* Required work *
Carry none of the pictures over; write out the complete data exactly.

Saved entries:
* begin *

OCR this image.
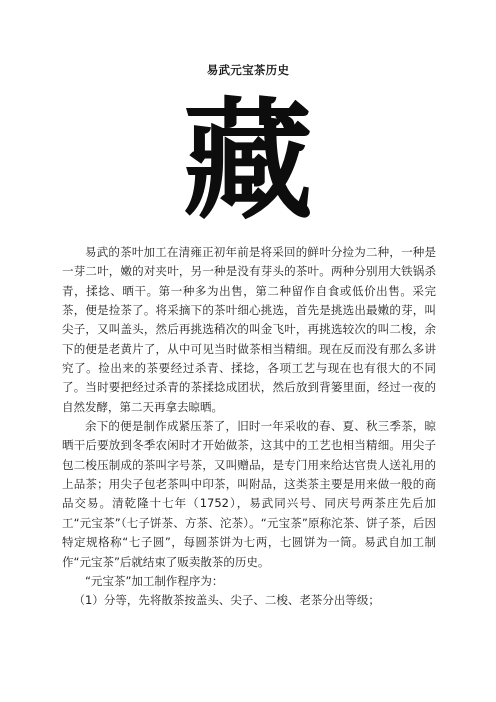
易武元宝茶历史
藏

易武的茶叶加工在清雍正初年前是将采回的鲜叶分捡为二种，一种是一芽二叶，嫩的对夹叶，另一种是没有芽头的茶叶。两种分别用大铁锅杀青，揉捻、晒干。第一种多为出售，第二种留作自食或低价出售。采完茶，便是捡茶了。将采摘下的茶叶细心挑选，首先是挑选出最嫩的芽，叫尖子，又叫盖头，然后再挑选稍次的叫金飞叶，再挑选较次的叫二梭，余下的便是老黄片了，从中可见当时做茶相当精细。现在反而没有那么多讲究了。捡出来的茶要经过杀青、揉捻，各项工艺与现在也有很大的不同了。当时要把经过杀青的茶揉捻成团状，然后放到背篓里面，经过一夜的自然发酵，第二天再拿去晾晒。

余下的便是制作成紧压茶了，旧时一年采收的春、夏、秋三季茶，晾晒干后要放到冬季农闲时才开始做茶，这其中的工艺也相当精细。用尖子包二梭压制成的茶叫字号茶，又叫赠品，是专门用来给达官贵人送礼用的上品茶；用尖子包老茶叫中印茶，叫附品，这类茶主要是用来做一般的商品交易。清乾隆十七年（1752），易武同兴号、同庆号两茶庄先后加工“元宝茶”（七子饼茶、方茶、沱茶）。“元宝茶”原称沱茶、饼子茶，后因特定规格称“七子圆”，每圆茶饼为七两，七圆饼为一筒。易武自加工制作“元宝茶”后就结束了贩卖散茶的历史。

“元宝茶”加工制作程序为：

（1）分等，先将散茶按盖头、尖子、二梭、老茶分出等级；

* end *

* Problem solution *
OCR this image.
易武元宝茶历史
藏

易武的茶叶加工在清雍正初年前是将采回的鲜叶分捡为二种，一种是一芽二叶，嫩的对夹叶，另一种是没有芽头的茶叶。两种分别用大铁锅杀青，揉捻、晒干。第一种多为出售，第二种留作自食或低价出售。采完茶，便是捡茶了。将采摘下的茶叶细心挑选，首先是挑选出最嫩的芽，叫尖子，又叫盖头，然后再挑选稍次的叫金飞叶，再挑选较次的叫二梭，余下的便是老黄片了，从中可见当时做茶相当精细。现在反而没有那么多讲究了。捡出来的茶要经过杀青、揉捻，各项工艺与现在也有很大的不同了。当时要把经过杀青的茶揉捻成团状，然后放到背篓里面，经过一夜的自然发酵，第二天再拿去晾晒。

余下的便是制作成紧压茶了，旧时一年采收的春、夏、秋三季茶，晾晒干后要放到冬季农闲时才开始做茶，这其中的工艺也相当精细。用尖子包二梭压制成的茶叫字号茶，又叫赠品，是专门用来给达官贵人送礼用的上品茶；用尖子包老茶叫中印茶，叫附品，这类茶主要是用来做一般的商品交易。清乾隆十七年（1752），易武同兴号、同庆号两茶庄先后加工“元宝茶”（七子饼茶、方茶、沱茶）。“元宝茶”原称沱茶、饼子茶，后因特定规格称“七子圆”，每圆茶饼为七两，七圆饼为一筒。易武自加工制作“元宝茶”后就结束了贩卖散茶的历史。

“元宝茶”加工制作程序为：

（1）分等，先将散茶按盖头、尖子、二梭、老茶分出等级；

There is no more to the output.